PROMPT: Retype every entry word for word.
___ DATA PROVIDED
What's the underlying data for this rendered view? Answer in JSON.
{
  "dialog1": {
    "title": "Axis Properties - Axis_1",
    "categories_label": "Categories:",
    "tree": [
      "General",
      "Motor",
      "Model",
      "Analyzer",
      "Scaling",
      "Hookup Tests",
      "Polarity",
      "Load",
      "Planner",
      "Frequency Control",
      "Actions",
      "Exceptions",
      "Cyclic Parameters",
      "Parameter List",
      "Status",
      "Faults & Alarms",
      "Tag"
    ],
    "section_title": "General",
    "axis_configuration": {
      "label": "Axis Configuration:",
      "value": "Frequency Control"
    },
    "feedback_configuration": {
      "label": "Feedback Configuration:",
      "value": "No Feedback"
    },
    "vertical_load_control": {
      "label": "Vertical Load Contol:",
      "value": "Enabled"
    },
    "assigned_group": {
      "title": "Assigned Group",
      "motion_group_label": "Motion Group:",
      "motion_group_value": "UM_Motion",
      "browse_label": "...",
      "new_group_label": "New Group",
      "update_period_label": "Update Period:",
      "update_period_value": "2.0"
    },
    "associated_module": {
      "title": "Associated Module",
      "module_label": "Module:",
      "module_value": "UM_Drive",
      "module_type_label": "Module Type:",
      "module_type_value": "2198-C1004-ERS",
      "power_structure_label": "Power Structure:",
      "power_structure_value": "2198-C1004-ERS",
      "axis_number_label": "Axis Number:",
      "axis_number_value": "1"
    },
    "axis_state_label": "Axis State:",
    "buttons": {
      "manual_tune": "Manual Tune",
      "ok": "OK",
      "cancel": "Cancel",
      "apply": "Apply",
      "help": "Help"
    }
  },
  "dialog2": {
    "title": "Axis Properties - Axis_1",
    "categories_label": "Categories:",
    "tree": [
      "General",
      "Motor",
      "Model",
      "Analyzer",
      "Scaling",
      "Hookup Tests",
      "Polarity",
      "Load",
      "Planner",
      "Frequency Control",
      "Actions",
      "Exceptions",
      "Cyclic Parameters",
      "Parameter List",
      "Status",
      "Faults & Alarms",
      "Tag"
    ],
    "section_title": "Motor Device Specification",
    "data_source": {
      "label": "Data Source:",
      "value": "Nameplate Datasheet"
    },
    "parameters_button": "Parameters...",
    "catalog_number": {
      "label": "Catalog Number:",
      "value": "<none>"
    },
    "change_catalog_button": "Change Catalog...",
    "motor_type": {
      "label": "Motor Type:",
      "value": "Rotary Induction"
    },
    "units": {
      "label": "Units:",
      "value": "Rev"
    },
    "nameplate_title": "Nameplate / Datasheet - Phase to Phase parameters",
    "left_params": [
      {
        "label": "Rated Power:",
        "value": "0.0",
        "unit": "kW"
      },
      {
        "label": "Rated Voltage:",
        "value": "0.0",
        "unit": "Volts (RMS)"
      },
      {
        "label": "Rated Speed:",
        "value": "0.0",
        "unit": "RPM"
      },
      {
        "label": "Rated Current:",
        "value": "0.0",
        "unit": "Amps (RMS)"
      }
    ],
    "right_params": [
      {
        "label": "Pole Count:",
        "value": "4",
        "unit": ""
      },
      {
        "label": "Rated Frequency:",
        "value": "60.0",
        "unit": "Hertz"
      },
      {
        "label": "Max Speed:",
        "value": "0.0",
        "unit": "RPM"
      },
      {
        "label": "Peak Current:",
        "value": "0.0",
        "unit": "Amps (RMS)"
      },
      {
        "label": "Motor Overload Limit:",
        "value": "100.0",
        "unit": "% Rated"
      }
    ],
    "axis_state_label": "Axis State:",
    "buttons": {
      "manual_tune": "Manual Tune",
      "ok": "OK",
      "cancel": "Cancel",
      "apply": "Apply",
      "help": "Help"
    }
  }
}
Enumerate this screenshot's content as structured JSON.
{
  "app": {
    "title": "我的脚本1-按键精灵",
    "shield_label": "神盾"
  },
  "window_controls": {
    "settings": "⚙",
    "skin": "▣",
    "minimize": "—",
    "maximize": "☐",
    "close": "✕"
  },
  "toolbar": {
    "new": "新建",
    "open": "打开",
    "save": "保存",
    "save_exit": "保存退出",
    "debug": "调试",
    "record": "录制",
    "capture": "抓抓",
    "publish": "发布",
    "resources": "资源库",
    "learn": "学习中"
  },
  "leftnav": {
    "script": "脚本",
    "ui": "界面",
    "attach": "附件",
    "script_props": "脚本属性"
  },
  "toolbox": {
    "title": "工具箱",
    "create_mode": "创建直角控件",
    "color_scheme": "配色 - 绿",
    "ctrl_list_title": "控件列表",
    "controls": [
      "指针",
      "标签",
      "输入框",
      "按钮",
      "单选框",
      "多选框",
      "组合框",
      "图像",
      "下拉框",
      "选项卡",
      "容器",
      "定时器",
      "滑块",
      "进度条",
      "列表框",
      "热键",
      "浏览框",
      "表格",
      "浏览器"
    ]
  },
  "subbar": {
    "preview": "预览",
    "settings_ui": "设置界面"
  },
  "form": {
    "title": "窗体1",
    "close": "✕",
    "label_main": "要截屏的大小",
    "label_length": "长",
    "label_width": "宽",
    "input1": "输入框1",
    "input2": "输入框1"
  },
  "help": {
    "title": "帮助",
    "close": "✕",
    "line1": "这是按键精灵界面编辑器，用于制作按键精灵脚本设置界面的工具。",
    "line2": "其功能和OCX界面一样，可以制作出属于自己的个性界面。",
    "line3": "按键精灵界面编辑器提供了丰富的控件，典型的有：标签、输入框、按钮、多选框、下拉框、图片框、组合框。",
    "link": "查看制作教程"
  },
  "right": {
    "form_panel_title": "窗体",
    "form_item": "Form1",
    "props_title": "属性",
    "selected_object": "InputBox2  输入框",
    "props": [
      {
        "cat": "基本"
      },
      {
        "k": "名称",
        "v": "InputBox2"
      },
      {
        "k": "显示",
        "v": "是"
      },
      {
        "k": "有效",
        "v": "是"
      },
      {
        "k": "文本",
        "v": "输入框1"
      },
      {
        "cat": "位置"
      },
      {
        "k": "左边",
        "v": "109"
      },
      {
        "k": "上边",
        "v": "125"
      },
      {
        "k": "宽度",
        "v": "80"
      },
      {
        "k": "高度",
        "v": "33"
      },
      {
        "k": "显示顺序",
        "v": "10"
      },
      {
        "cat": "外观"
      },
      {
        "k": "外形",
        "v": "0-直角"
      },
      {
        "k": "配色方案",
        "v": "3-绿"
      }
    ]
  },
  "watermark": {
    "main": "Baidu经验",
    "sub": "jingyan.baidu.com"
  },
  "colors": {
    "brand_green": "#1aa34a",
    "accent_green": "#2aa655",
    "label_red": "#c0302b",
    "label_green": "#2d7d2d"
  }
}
______
SOLUTION BELOW:
What's the underlying data for this rendered view? Answer in JSON.
{
  "dialog1": {
    "title": "Axis Properties - Axis_1",
    "categories_label": "Categories:",
    "tree": [
      "General",
      "Motor",
      "Model",
      "Analyzer",
      "Scaling",
      "Hookup Tests",
      "Polarity",
      "Load",
      "Planner",
      "Frequency Control",
      "Actions",
      "Exceptions",
      "Cyclic Parameters",
      "Parameter List",
      "Status",
      "Faults & Alarms",
      "Tag"
    ],
    "section_title": "General",
    "axis_configuration": {
      "label": "Axis Configuration:",
      "value": "Frequency Control"
    },
    "feedback_configuration": {
      "label": "Feedback Configuration:",
      "value": "No Feedback"
    },
    "vertical_load_control": {
      "label": "Vertical Load Contol:",
      "value": "Enabled"
    },
    "assigned_group": {
      "title": "Assigned Group",
      "motion_group_label": "Motion Group:",
      "motion_group_value": "UM_Motion",
      "browse_label": "...",
      "new_group_label": "New Group",
      "update_period_label": "Update Period:",
      "update_period_value": "2.0"
    },
    "associated_module": {
      "title": "Associated Module",
      "module_label": "Module:",
      "module_value": "UM_Drive",
      "module_type_label": "Module Type:",
      "module_type_value": "2198-C1004-ERS",
      "power_structure_label": "Power Structure:",
      "power_structure_value": "2198-C1004-ERS",
      "axis_number_label": "Axis Number:",
      "axis_number_value": "1"
    },
    "axis_state_label": "Axis State:",
    "buttons": {
      "manual_tune": "Manual Tune",
      "ok": "OK",
      "cancel": "Cancel",
      "apply": "Apply",
      "help": "Help"
    }
  },
  "dialog2": {
    "title": "Axis Properties - Axis_1",
    "categories_label": "Categories:",
    "tree": [
      "General",
      "Motor",
      "Model",
      "Analyzer",
      "Scaling",
      "Hookup Tests",
      "Polarity",
      "Load",
      "Planner",
      "Frequency Control",
      "Actions",
      "Exceptions",
      "Cyclic Parameters",
      "Parameter List",
      "Status",
      "Faults & Alarms",
      "Tag"
    ],
    "section_title": "Motor Device Specification",
    "data_source": {
      "label": "Data Source:",
      "value": "Nameplate Datasheet"
    },
    "parameters_button": "Parameters...",
    "catalog_number": {
      "label": "Catalog Number:",
      "value": "<none>"
    },
    "change_catalog_button": "Change Catalog...",
    "motor_type": {
      "label": "Motor Type:",
      "value": "Rotary Induction"
    },
    "units": {
      "label": "Units:",
      "value": "Rev"
    },
    "nameplate_title": "Nameplate / Datasheet - Phase to Phase parameters",
    "left_params": [
      {
        "label": "Rated Power:",
        "value": "0.0",
        "unit": "kW"
      },
      {
        "label": "Rated Voltage:",
        "value": "0.0",
        "unit": "Volts (RMS)"
      },
      {
        "label": "Rated Speed:",
        "value": "0.0",
        "unit": "RPM"
      },
      {
        "label": "Rated Current:",
        "value": "0.0",
        "unit": "Amps (RMS)"
      }
    ],
    "right_params": [
      {
        "label": "Pole Count:",
        "value": "4",
        "unit": ""
      },
      {
        "label": "Rated Frequency:",
        "value": "60.0",
        "unit": "Hertz"
      },
      {
        "label": "Max Speed:",
        "value": "0.0",
        "unit": "RPM"
      },
      {
        "label": "Peak Current:",
        "value": "0.0",
        "unit": "Amps (RMS)"
      },
      {
        "label": "Motor Overload Limit:",
        "value": "100.0",
        "unit": "% Rated"
      }
    ],
    "axis_state_label": "Axis State:",
    "buttons": {
      "manual_tune": "Manual Tune",
      "ok": "OK",
      "cancel": "Cancel",
      "apply": "Apply",
      "help": "Help"
    }
  }
}
Enumerate this screenshot's content as structured JSON.
{
  "app": {
    "title": "我的脚本1-按键精灵",
    "shield_label": "神盾"
  },
  "window_controls": {
    "settings": "⚙",
    "skin": "▣",
    "minimize": "—",
    "maximize": "☐",
    "close": "✕"
  },
  "toolbar": {
    "new": "新建",
    "open": "打开",
    "save": "保存",
    "save_exit": "保存退出",
    "debug": "调试",
    "record": "录制",
    "capture": "抓抓",
    "publish": "发布",
    "resources": "资源库",
    "learn": "学习中"
  },
  "leftnav": {
    "script": "脚本",
    "ui": "界面",
    "attach": "附件",
    "script_props": "脚本属性"
  },
  "toolbox": {
    "title": "工具箱",
    "create_mode": "创建直角控件",
    "color_scheme": "配色 - 绿",
    "ctrl_list_title": "控件列表",
    "controls": [
      "指针",
      "标签",
      "输入框",
      "按钮",
      "单选框",
      "多选框",
      "组合框",
      "图像",
      "下拉框",
      "选项卡",
      "容器",
      "定时器",
      "滑块",
      "进度条",
      "列表框",
      "热键",
      "浏览框",
      "表格",
      "浏览器"
    ]
  },
  "subbar": {
    "preview": "预览",
    "settings_ui": "设置界面"
  },
  "form": {
    "title": "窗体1",
    "close": "✕",
    "label_main": "要截屏的大小",
    "label_length": "长",
    "label_width": "宽",
    "input1": "输入框1",
    "input2": "输入框1"
  },
  "help": {
    "title": "帮助",
    "close": "✕",
    "line1": "这是按键精灵界面编辑器，用于制作按键精灵脚本设置界面的工具。",
    "line2": "其功能和OCX界面一样，可以制作出属于自己的个性界面。",
    "line3": "按键精灵界面编辑器提供了丰富的控件，典型的有：标签、输入框、按钮、多选框、下拉框、图片框、组合框。",
    "link": "查看制作教程"
  },
  "right": {
    "form_panel_title": "窗体",
    "form_item": "Form1",
    "props_title": "属性",
    "selected_object": "InputBox2  输入框",
    "props": [
      {
        "cat": "基本"
      },
      {
        "k": "名称",
        "v": "InputBox2"
      },
      {
        "k": "显示",
        "v": "是"
      },
      {
        "k": "有效",
        "v": "是"
      },
      {
        "k": "文本",
        "v": "输入框1"
      },
      {
        "cat": "位置"
      },
      {
        "k": "左边",
        "v": "109"
      },
      {
        "k": "上边",
        "v": "125"
      },
      {
        "k": "宽度",
        "v": "80"
      },
      {
        "k": "高度",
        "v": "33"
      },
      {
        "k": "显示顺序",
        "v": "10"
      },
      {
        "cat": "外观"
      },
      {
        "k": "外形",
        "v": "0-直角"
      },
      {
        "k": "配色方案",
        "v": "3-绿"
      }
    ]
  },
  "watermark": {
    "main": "Baidu经验",
    "sub": "jingyan.baidu.com"
  },
  "colors": {
    "brand_green": "#1aa34a",
    "accent_green": "#2aa655",
    "label_red": "#c0302b",
    "label_green": "#2d7d2d"
  }
}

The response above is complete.